[What needs to be done] Pull out every line from the rows below that contains the string "无臭无味", and copy each of those lines in full.
:: Records provided ::
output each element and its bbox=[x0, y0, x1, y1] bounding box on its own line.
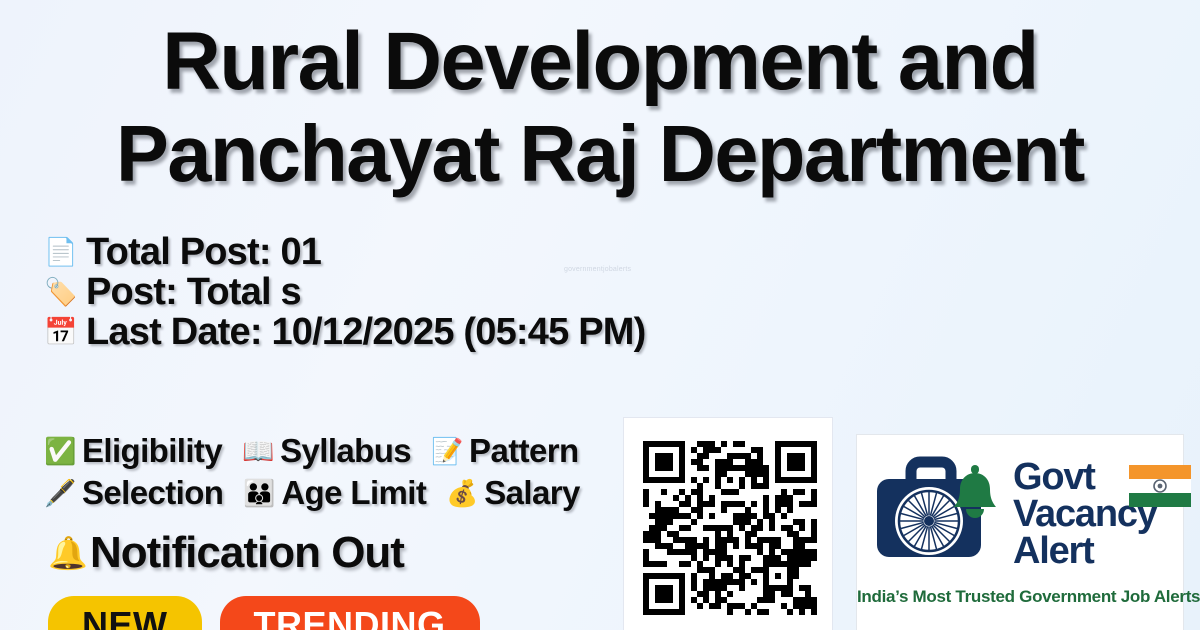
feature-pattern: 📝 Pattern bbox=[431, 433, 579, 469]
job-document-icon: 📄 bbox=[44, 239, 78, 266]
title-line-1: Rural Development and bbox=[6, 16, 1194, 108]
trending-badge[interactable]: TRENDING bbox=[220, 596, 480, 630]
brand-logo-mark: Govt Vacancy Alert bbox=[867, 449, 1175, 575]
info-row-post: 🏷️ Post: Total s bbox=[44, 272, 645, 312]
feature-grid: ✅ Eligibility 📖 Syllabus 📝 Pattern 🖋️ Se… bbox=[44, 430, 600, 514]
selection-hand-icon: 🖋️ bbox=[44, 480, 76, 506]
watermark-text: governmentjobalerts bbox=[564, 266, 631, 274]
check-mark-icon: ✅ bbox=[44, 438, 76, 464]
hot-badge-icon: 🏷️ bbox=[44, 279, 78, 306]
badge-row: NEW TRENDING bbox=[48, 596, 480, 630]
briefcase-chakra-bell-icon bbox=[867, 449, 1007, 569]
qr-code-card[interactable] bbox=[624, 418, 832, 630]
feature-syllabus: 📖 Syllabus bbox=[242, 433, 411, 469]
brand-line-3: Alert bbox=[1013, 533, 1157, 570]
page-title: Rural Development and Panchayat Raj Depa… bbox=[0, 16, 1200, 200]
feature-selection-label: Selection bbox=[82, 475, 223, 511]
brand-logo-card: Govt Vacancy Alert India’s Most Trusted … bbox=[856, 434, 1184, 630]
feature-row-1: ✅ Eligibility 📖 Syllabus 📝 Pattern bbox=[44, 430, 600, 472]
feature-salary-label: Salary bbox=[484, 475, 579, 511]
info-last-date-text: Last Date: 10/12/2025 (05:45 PM) bbox=[86, 312, 645, 352]
brand-tagline: India’s Most Trusted Government Job Aler… bbox=[857, 587, 1185, 607]
feature-row-2: 🖋️ Selection 👪 Age Limit 💰 Salary bbox=[44, 472, 600, 514]
feature-syllabus-label: Syllabus bbox=[280, 433, 411, 469]
notification-out-label: Notification Out bbox=[90, 528, 404, 578]
feature-eligibility-label: Eligibility bbox=[82, 433, 222, 469]
job-summary-list: 📄 Total Post: 01 🏷️ Post: Total s 📅 Last… bbox=[44, 232, 645, 352]
feature-pattern-label: Pattern bbox=[469, 433, 579, 469]
job-alert-banner: Rural Development and Panchayat Raj Depa… bbox=[0, 0, 1200, 630]
info-post-text: Post: Total s bbox=[86, 272, 301, 312]
info-total-post-text: Total Post: 01 bbox=[86, 232, 321, 272]
new-badge[interactable]: NEW bbox=[48, 596, 202, 630]
money-bag-icon: 💰 bbox=[446, 480, 478, 506]
title-line-2: Panchayat Raj Department bbox=[6, 108, 1194, 200]
feature-age-limit-label: Age Limit bbox=[281, 475, 426, 511]
bell-icon: 🔔 bbox=[46, 537, 90, 569]
open-book-icon: 📖 bbox=[242, 438, 274, 464]
feature-age-limit: 👪 Age Limit bbox=[243, 475, 426, 511]
qr-code-image[interactable] bbox=[643, 441, 817, 615]
info-row-last-date: 📅 Last Date: 10/12/2025 (05:45 PM) bbox=[44, 312, 645, 352]
feature-salary: 💰 Salary bbox=[446, 475, 579, 511]
notification-out-block: 🔔 Notification Out bbox=[46, 528, 404, 578]
calendar-icon: 📅 bbox=[44, 319, 78, 346]
exam-paper-icon: 📝 bbox=[431, 438, 463, 464]
india-flag-icon bbox=[1129, 465, 1191, 507]
info-row-total-post: 📄 Total Post: 01 bbox=[44, 232, 645, 272]
feature-eligibility: ✅ Eligibility bbox=[44, 433, 222, 469]
feature-selection: 🖋️ Selection bbox=[44, 475, 223, 511]
people-group-icon: 👪 bbox=[243, 480, 275, 506]
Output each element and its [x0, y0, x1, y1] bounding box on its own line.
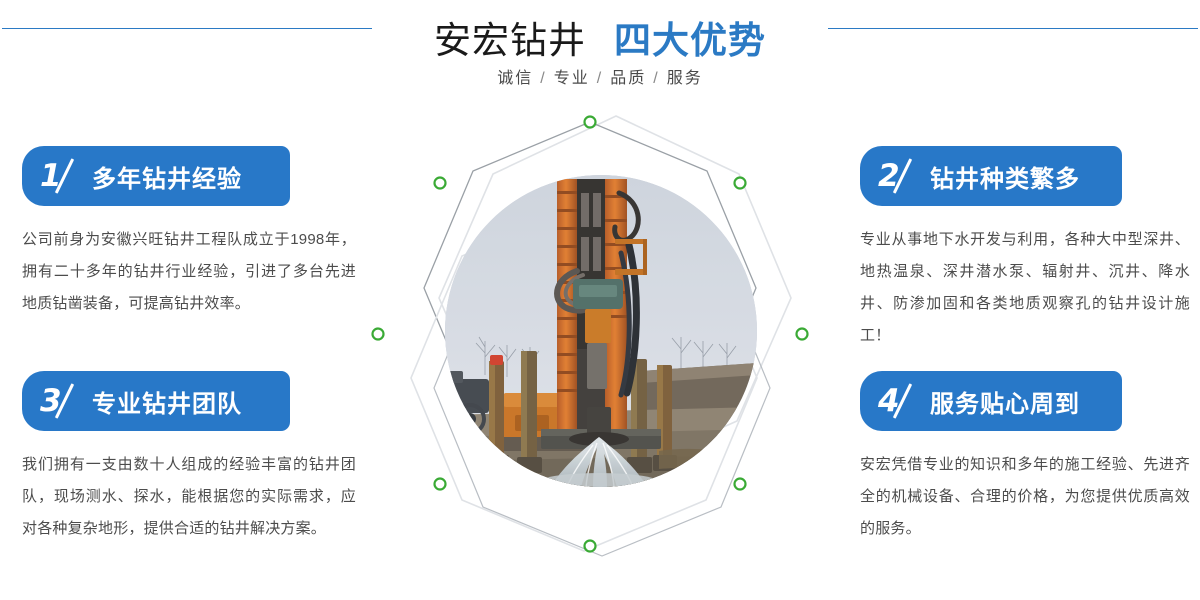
feature-card-1: 1 多年钻井经验 公司前身为安徽兴旺钻井工程队成立于1998年，拥有二十多年的钻…: [22, 146, 362, 320]
subtitle: 诚信/专业/品质/服务: [0, 64, 1200, 88]
badge-number-icon: 1: [40, 154, 84, 198]
ring-node-top-left: [435, 178, 446, 189]
title-highlight: 四大优势: [614, 20, 766, 61]
subtitle-item-1: 诚信: [497, 70, 533, 87]
badge-number-icon: 4: [878, 379, 922, 423]
feature-title-4: 服务贴心周到: [930, 384, 1080, 419]
subtitle-item-4: 服务: [667, 70, 703, 87]
feature-badge-1[interactable]: 1 多年钻井经验: [22, 146, 290, 206]
ring-node-top-right: [735, 178, 746, 189]
ring-node-bottom-left: [435, 479, 446, 490]
badge-number-icon: 2: [878, 154, 922, 198]
subtitle-item-3: 品质: [610, 70, 646, 87]
drilling-rig-illustration: [445, 175, 757, 487]
ring-node-left: [373, 329, 384, 340]
feature-badge-3[interactable]: 3 专业钻井团队: [22, 371, 290, 431]
center-graphic: [370, 110, 830, 570]
feature-card-2: 2 钻井种类繁多 专业从事地下水开发与利用，各种大中型深井、地热温泉、深井潜水泵…: [860, 146, 1200, 352]
feature-body-2: 专业从事地下水开发与利用，各种大中型深井、地热温泉、深井潜水泵、辐射井、沉井、降…: [860, 224, 1190, 352]
subtitle-separator: /: [653, 70, 659, 87]
title-company: 安宏钻井: [434, 20, 586, 61]
feature-body-3: 我们拥有一支由数十人组成的经验丰富的钻井团队，现场测水、探水，能根据您的实际需求…: [22, 449, 356, 545]
feature-body-1: 公司前身为安徽兴旺钻井工程队成立于1998年，拥有二十多年的钻井行业经验，引进了…: [22, 224, 356, 320]
ring-node-bottom-right: [735, 479, 746, 490]
ring-node-right: [797, 329, 808, 340]
subtitle-separator: /: [597, 70, 603, 87]
feature-card-4: 4 服务贴心周到 安宏凭借专业的知识和多年的施工经验、先进齐全的机械设备、合理的…: [860, 371, 1200, 545]
feature-card-3: 3 专业钻井团队 我们拥有一支由数十人组成的经验丰富的钻井团队，现场测水、探水，…: [22, 371, 362, 545]
feature-title-1: 多年钻井经验: [92, 159, 242, 194]
subtitle-item-2: 专业: [554, 70, 590, 87]
subtitle-separator: /: [540, 70, 546, 87]
badge-number-icon: 3: [40, 379, 84, 423]
page-title: 安宏钻井四大优势: [0, 10, 1200, 64]
feature-title-3: 专业钻井团队: [92, 384, 242, 419]
page-header: 安宏钻井四大优势 诚信/专业/品质/服务: [0, 0, 1200, 110]
ring-node-bottom: [585, 541, 596, 552]
feature-body-4: 安宏凭借专业的知识和多年的施工经验、先进齐全的机械设备、合理的价格，为您提供优质…: [860, 449, 1190, 545]
feature-badge-4[interactable]: 4 服务贴心周到: [860, 371, 1122, 431]
feature-title-2: 钻井种类繁多: [930, 159, 1080, 194]
feature-badge-2[interactable]: 2 钻井种类繁多: [860, 146, 1122, 206]
drilling-rig-photo: [445, 175, 757, 487]
ring-node-top: [585, 117, 596, 128]
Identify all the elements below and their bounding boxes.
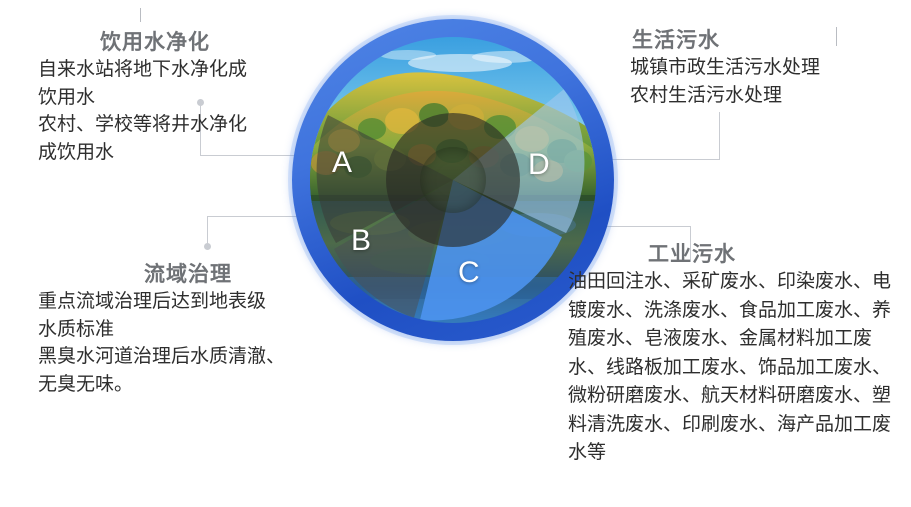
connector-b-dot: [204, 243, 211, 250]
text-line: 重点流域治理后达到地表级: [38, 288, 285, 316]
text-line: 农村生活污水处理: [630, 82, 820, 110]
text-line: 黑臭水河道治理后水质清澈、: [38, 343, 285, 371]
block-drinking-water-title: 饮用水净化: [100, 26, 247, 56]
segment-label-c: C: [458, 258, 480, 288]
block-industrial-wastewater-body: 油田回注水、采矿废水、印染废水、电镀废水、洗涤废水、食品加工废水、养殖废水、皂液…: [568, 268, 906, 468]
block-watershed: 流域治理 重点流域治理后达到地表级 水质标准 黑臭水河道治理后水质清澈、 无臭无…: [38, 258, 285, 398]
block-domestic-sewage: 生活污水 城镇市政生活污水处理 农村生活污水处理: [630, 24, 820, 109]
text-paragraph: 油田回注水、采矿废水、印染废水、电镀废水、洗涤废水、食品加工废水、养殖废水、皂液…: [568, 268, 906, 468]
block-drinking-water: 饮用水净化 自来水站将地下水净化成 饮用水 农村、学校等将井水净化 成饮用水: [38, 26, 247, 166]
connector-b-vertical: [207, 216, 208, 246]
block-watershed-title: 流域治理: [144, 258, 285, 288]
segment-label-b: B: [351, 226, 371, 256]
connector-d-vertical: [719, 112, 720, 160]
block-domestic-sewage-title: 生活污水: [632, 24, 820, 54]
text-line: 农村、学校等将井水净化: [38, 111, 247, 139]
tick-mark-left: [140, 8, 141, 22]
center-hub: [386, 113, 520, 247]
block-domestic-sewage-body: 城镇市政生活污水处理 农村生活污水处理: [630, 54, 820, 109]
text-line: 城镇市政生活污水处理: [630, 54, 820, 82]
text-line: 水质标准: [38, 316, 285, 344]
segment-label-a: A: [332, 148, 352, 178]
diagram-canvas: A B C D 饮用水净化 自来水站将地下水净化成 饮用水 农村、学校等将井水净…: [0, 0, 911, 507]
block-industrial-wastewater: 工业污水 油田回注水、采矿废水、印染废水、电镀废水、洗涤废水、食品加工废水、养殖…: [568, 238, 906, 468]
text-line: 成饮用水: [38, 139, 247, 167]
text-line: 无臭无味。: [38, 371, 285, 399]
tick-mark-right: [836, 27, 837, 46]
block-industrial-wastewater-title: 工业污水: [648, 238, 906, 268]
block-drinking-water-body: 自来水站将地下水净化成 饮用水 农村、学校等将井水净化 成饮用水: [38, 56, 247, 166]
segment-label-d: D: [528, 150, 550, 180]
text-line: 自来水站将地下水净化成: [38, 56, 247, 84]
block-watershed-body: 重点流域治理后达到地表级 水质标准 黑臭水河道治理后水质清澈、 无臭无味。: [38, 288, 285, 398]
text-line: 饮用水: [38, 84, 247, 112]
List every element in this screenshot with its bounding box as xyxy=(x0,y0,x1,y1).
:::
[Answer to the exercise]
text-line: 无臭无味。: [38, 371, 285, 399]
block-watershed-body: 重点流域治理后达到地表级 水质标准 黑臭水河道治理后水质清澈、 无臭无味。: [38, 288, 285, 398]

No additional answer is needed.